• [INSTRUCTION]: Retype each record below word for word. Leave the pictures out.

(Stored data)
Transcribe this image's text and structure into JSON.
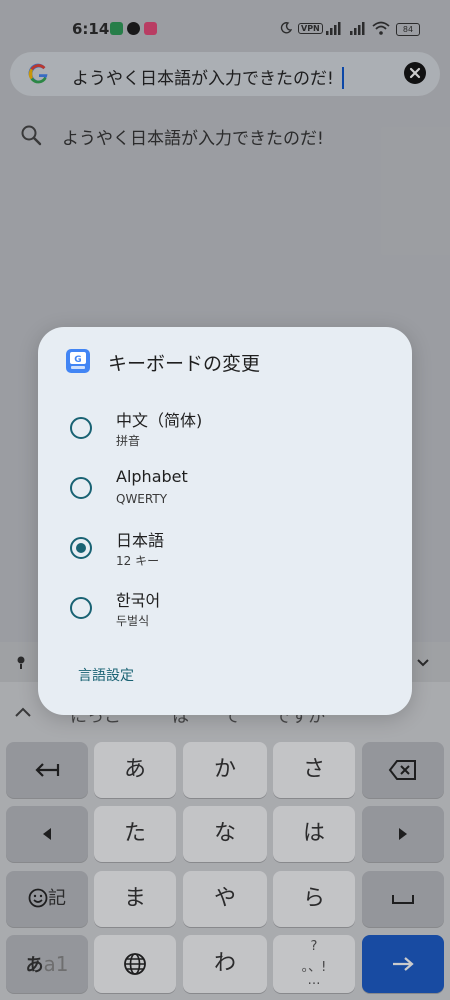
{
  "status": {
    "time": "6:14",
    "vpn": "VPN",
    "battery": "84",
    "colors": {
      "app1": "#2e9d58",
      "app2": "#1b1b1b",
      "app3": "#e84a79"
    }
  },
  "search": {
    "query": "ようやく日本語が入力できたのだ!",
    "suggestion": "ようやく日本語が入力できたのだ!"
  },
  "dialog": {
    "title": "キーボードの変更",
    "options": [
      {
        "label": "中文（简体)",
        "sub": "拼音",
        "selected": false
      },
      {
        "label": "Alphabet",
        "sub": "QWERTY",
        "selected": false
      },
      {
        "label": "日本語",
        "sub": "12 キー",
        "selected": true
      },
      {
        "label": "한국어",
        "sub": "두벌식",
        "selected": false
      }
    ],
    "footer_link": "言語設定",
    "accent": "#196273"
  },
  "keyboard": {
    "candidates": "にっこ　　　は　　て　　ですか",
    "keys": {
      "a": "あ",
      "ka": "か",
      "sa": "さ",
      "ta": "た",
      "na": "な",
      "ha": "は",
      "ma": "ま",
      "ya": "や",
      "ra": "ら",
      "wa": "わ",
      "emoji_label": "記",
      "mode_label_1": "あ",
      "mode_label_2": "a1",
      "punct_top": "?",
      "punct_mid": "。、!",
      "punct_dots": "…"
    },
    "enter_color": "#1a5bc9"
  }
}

• [RESPONSE TO THE EXERCISE]:
Transcribe this image's text and structure into JSON.
{
  "status": {
    "time": "6:14",
    "vpn": "VPN",
    "battery": "84",
    "colors": {
      "app1": "#2e9d58",
      "app2": "#1b1b1b",
      "app3": "#e84a79"
    }
  },
  "search": {
    "query": "ようやく日本語が入力できたのだ!",
    "suggestion": "ようやく日本語が入力できたのだ!"
  },
  "dialog": {
    "title": "キーボードの変更",
    "options": [
      {
        "label": "中文（简体)",
        "sub": "拼音",
        "selected": false
      },
      {
        "label": "Alphabet",
        "sub": "QWERTY",
        "selected": false
      },
      {
        "label": "日本語",
        "sub": "12 キー",
        "selected": true
      },
      {
        "label": "한국어",
        "sub": "두벌식",
        "selected": false
      }
    ],
    "footer_link": "言語設定",
    "accent": "#196273"
  },
  "keyboard": {
    "candidates": "にっこ　　　は　　て　　ですか",
    "keys": {
      "a": "あ",
      "ka": "か",
      "sa": "さ",
      "ta": "た",
      "na": "な",
      "ha": "は",
      "ma": "ま",
      "ya": "や",
      "ra": "ら",
      "wa": "わ",
      "emoji_label": "記",
      "mode_label_1": "あ",
      "mode_label_2": "a1",
      "punct_top": "?",
      "punct_mid": "。、!",
      "punct_dots": "…"
    },
    "enter_color": "#1a5bc9"
  }
}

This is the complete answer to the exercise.